In all this was an amazing year.  Despite all the hiccups and stress, I don’t regret anything.  I am looking forward to year 2 in Qatar.  For now, I am enjoying my summer back home, meeting up with old friends, chillin and being still, being half naked outside, enjoying a drink outside of a hotel, spending time with my husband, son and few family members, shopping for next year, eating at my favorite restaurants, watching HGTV, cleaning, creating some DIY projects and making appointments and plans.

I will end this post with advice for anyone considering taking this journey:

“I’ve learned that fear limits you and your vision. It serves as blinders to what may be just a few steps down the road for you. The journey is valuable, but believing in your talents, your abilities, and your self-worth can empower you to walk down an even brighter path. Transforming fear into freedom – how great is that?”      Soledad O’Brien

 

Portugal: Cobblestones, Cod and Cork…

…and so much more.  I don’t know where I heard or read that Portugal was the seafood capital of the world, but every since then, I knew I was going to visit this country.   And now that I have, let me tell you, there are so many other, better, reasons to visit Portugal!

Supplied data:

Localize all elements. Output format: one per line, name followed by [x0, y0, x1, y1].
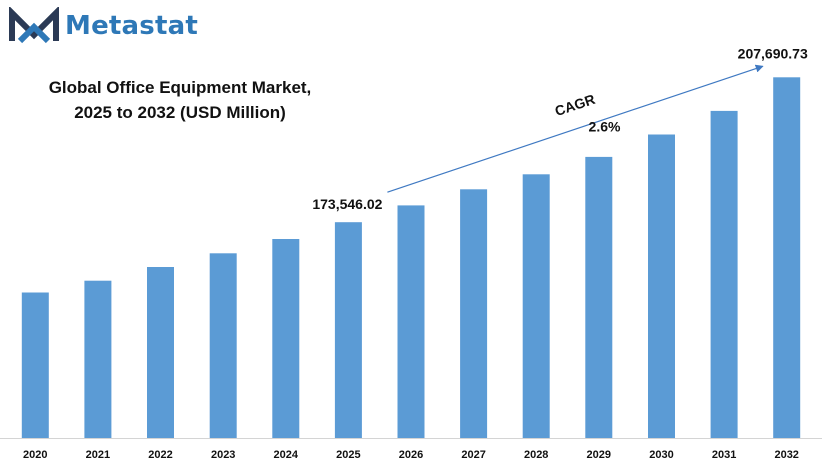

Requests:
1. In the blog post, what had the writer heard or read that Portugal was?
2. Continue the blog post about Portugal after its last sentence.

Answers for the tasks:
1. The seafood capital of the world.

2.
After spending 3 days in Paris, my son and I took a short and cheap flight on Vueling Airlines over to Porto, Portugal, where we stayed in Ana’s AirBnb right in the heart of everything.  I highly recommend staying on Rue De Flores street.  The picture above was the view from the flat.  I adore the red-thatched roofs on the top of the houses.

We saw a lot of Porto in the two, too short nights spent there.  Porto is beautiful and we were lucky enough to stay right near the river.  On either side of the river you can watch the boats, enjoy wonderful wines, eat tasty food, listen to the live music, feel the cool breeze and cringe at the youngsters jumping off of the Luís I bridge into the cold deep river.  On the west side you can tour the wine cellars, if Port wine is your thing.  I’m not a big fan.  While meandering through some of the shops I noticed lots of items made from cork.  I didn’t know cork was a hot commodity in Portugal.  You can get purses, coasters and many other things made from cork.  I purchased some cork, wedge sandals.  They are quite comfortable and I can’t wait to wear them but not in Portugal.  I would probably break my ankle because there are cobblestones and hills everywhere.  They are slippery too.  I got quite a work out walking up and down all day.  Portuguese people have great legs.  I truly don’t know how they do it everyday but I guess like anything, you get used to it eventually.

You can find Cod on almost all restaurants menu’s, made several different ways.  Squid is another food you can find almost anywhere.  I was able to indulge in both and although cod is just okay to me, I thought the cod in Portugal was better than average and after getting up the courage to eat some squid, I actually enjoyed that too.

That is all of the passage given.